··· Data section

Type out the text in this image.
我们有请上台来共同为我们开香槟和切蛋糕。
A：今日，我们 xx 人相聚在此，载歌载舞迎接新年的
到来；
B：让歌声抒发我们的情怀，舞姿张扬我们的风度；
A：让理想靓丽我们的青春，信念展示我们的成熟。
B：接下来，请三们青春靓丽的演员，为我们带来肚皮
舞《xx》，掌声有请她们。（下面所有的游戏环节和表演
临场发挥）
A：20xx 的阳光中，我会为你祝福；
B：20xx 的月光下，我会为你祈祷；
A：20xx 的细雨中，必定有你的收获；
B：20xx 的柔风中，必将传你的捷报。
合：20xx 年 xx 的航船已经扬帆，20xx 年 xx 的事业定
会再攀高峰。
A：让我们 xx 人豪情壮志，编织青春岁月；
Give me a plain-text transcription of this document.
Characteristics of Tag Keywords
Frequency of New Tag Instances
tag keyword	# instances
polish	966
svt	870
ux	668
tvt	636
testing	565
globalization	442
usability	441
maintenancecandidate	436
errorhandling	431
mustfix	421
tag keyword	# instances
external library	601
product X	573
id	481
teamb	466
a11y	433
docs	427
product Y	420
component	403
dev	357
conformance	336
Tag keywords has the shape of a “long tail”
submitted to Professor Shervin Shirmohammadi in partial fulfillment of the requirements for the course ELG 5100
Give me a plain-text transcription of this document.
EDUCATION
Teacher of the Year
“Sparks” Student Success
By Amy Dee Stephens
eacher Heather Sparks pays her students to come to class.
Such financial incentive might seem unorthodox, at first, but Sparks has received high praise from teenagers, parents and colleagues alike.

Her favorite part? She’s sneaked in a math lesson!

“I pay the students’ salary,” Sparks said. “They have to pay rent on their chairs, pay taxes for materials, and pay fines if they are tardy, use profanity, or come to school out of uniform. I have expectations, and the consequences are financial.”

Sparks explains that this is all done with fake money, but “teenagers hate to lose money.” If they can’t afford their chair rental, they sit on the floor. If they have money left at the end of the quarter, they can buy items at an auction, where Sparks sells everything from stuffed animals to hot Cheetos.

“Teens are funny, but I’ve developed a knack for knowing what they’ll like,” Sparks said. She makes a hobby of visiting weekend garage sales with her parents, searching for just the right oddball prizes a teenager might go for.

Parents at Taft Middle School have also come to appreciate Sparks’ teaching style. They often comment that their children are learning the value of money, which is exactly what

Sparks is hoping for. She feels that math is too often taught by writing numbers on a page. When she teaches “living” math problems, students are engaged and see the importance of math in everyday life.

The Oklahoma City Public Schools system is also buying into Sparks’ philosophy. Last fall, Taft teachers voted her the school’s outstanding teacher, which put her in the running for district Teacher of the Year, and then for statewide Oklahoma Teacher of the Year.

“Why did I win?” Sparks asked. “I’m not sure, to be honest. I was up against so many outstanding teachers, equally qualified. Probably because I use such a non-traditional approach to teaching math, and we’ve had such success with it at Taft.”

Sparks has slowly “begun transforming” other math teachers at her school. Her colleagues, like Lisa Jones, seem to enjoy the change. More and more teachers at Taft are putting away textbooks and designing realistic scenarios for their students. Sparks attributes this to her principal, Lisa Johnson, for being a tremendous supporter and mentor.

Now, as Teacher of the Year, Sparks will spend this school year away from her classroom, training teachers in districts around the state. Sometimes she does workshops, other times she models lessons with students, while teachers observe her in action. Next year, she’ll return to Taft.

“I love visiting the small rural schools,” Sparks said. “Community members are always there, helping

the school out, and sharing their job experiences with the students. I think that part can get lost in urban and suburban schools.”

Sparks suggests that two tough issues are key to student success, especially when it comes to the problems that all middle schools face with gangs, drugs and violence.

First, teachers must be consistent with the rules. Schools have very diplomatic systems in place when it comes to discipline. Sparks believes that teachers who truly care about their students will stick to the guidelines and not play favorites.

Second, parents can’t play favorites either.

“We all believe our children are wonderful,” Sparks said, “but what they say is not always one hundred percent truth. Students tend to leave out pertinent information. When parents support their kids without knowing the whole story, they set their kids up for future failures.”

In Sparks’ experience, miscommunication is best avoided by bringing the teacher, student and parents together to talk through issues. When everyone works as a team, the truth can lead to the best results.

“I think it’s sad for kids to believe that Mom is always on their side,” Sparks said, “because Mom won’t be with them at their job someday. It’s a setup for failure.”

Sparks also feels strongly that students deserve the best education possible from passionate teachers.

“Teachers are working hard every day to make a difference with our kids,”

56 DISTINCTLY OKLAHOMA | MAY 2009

······

(What to work on) Write out the entries above word for word.

(Task response)
Type out the text in this image.
我们有请上台来共同为我们开香槟和切蛋糕。
A：今日，我们 xx 人相聚在此，载歌载舞迎接新年的
到来；
B：让歌声抒发我们的情怀，舞姿张扬我们的风度；
A：让理想靓丽我们的青春，信念展示我们的成熟。
B：接下来，请三们青春靓丽的演员，为我们带来肚皮
舞《xx》，掌声有请她们。（下面所有的游戏环节和表演
临场发挥）
A：20xx 的阳光中，我会为你祝福；
B：20xx 的月光下，我会为你祈祷；
A：20xx 的细雨中，必定有你的收获；
B：20xx 的柔风中，必将传你的捷报。
合：20xx 年 xx 的航船已经扬帆，20xx 年 xx 的事业定
会再攀高峰。
A：让我们 xx 人豪情壮志，编织青春岁月；
Give me a plain-text transcription of this document.
Characteristics of Tag Keywords
Frequency of New Tag Instances
tag keyword	# instances
polish	966
svt	870
ux	668
tvt	636
testing	565
globalization	442
usability	441
maintenancecandidate	436
errorhandling	431
mustfix	421
tag keyword	# instances
external library	601
product X	573
id	481
teamb	466
a11y	433
docs	427
product Y	420
component	403
dev	357
conformance	336
Tag keywords has the shape of a “long tail”
submitted to Professor Shervin Shirmohammadi in partial fulfillment of the requirements for the course ELG 5100
Give me a plain-text transcription of this document.
EDUCATION
Teacher of the Year
“Sparks” Student Success
By Amy Dee Stephens
eacher Heather Sparks pays her students to come to class.
Such financial incentive might seem unorthodox, at first, but Sparks has received high praise from teenagers, parents and colleagues alike.

Her favorite part? She’s sneaked in a math lesson!

“I pay the students’ salary,” Sparks said. “They have to pay rent on their chairs, pay taxes for materials, and pay fines if they are tardy, use profanity, or come to school out of uniform. I have expectations, and the consequences are financial.”

Sparks explains that this is all done with fake money, but “teenagers hate to lose money.” If they can’t afford their chair rental, they sit on the floor. If they have money left at the end of the quarter, they can buy items at an auction, where Sparks sells everything from stuffed animals to hot Cheetos.

“Teens are funny, but I’ve developed a knack for knowing what they’ll like,” Sparks said. She makes a hobby of visiting weekend garage sales with her parents, searching for just the right oddball prizes a teenager might go for.

Parents at Taft Middle School have also come to appreciate Sparks’ teaching style. They often comment that their children are learning the value of money, which is exactly what

Sparks is hoping for. She feels that math is too often taught by writing numbers on a page. When she teaches “living” math problems, students are engaged and see the importance of math in everyday life.

The Oklahoma City Public Schools system is also buying into Sparks’ philosophy. Last fall, Taft teachers voted her the school’s outstanding teacher, which put her in the running for district Teacher of the Year, and then for statewide Oklahoma Teacher of the Year.

“Why did I win?” Sparks asked. “I’m not sure, to be honest. I was up against so many outstanding teachers, equally qualified. Probably because I use such a non-traditional approach to teaching math, and we’ve had such success with it at Taft.”

Sparks has slowly “begun transforming” other math teachers at her school. Her colleagues, like Lisa Jones, seem to enjoy the change. More and more teachers at Taft are putting away textbooks and designing realistic scenarios for their students. Sparks attributes this to her principal, Lisa Johnson, for being a tremendous supporter and mentor.

Now, as Teacher of the Year, Sparks will spend this school year away from her classroom, training teachers in districts around the state. Sometimes she does workshops, other times she models lessons with students, while teachers observe her in action. Next year, she’ll return to Taft.

“I love visiting the small rural schools,” Sparks said. “Community members are always there, helping

the school out, and sharing their job experiences with the students. I think that part can get lost in urban and suburban schools.”

Sparks suggests that two tough issues are key to student success, especially when it comes to the problems that all middle schools face with gangs, drugs and violence.

First, teachers must be consistent with the rules. Schools have very diplomatic systems in place when it comes to discipline. Sparks believes that teachers who truly care about their students will stick to the guidelines and not play favorites.

Second, parents can’t play favorites either.

“We all believe our children are wonderful,” Sparks said, “but what they say is not always one hundred percent truth. Students tend to leave out pertinent information. When parents support their kids without knowing the whole story, they set their kids up for future failures.”

In Sparks’ experience, miscommunication is best avoided by bringing the teacher, student and parents together to talk through issues. When everyone works as a team, the truth can lead to the best results.

“I think it’s sad for kids to believe that Mom is always on their side,” Sparks said, “because Mom won’t be with them at their job someday. It’s a setup for failure.”

Sparks also feels strongly that students deserve the best education possible from passionate teachers.

“Teachers are working hard every day to make a difference with our kids,”

56 DISTINCTLY OKLAHOMA | MAY 2009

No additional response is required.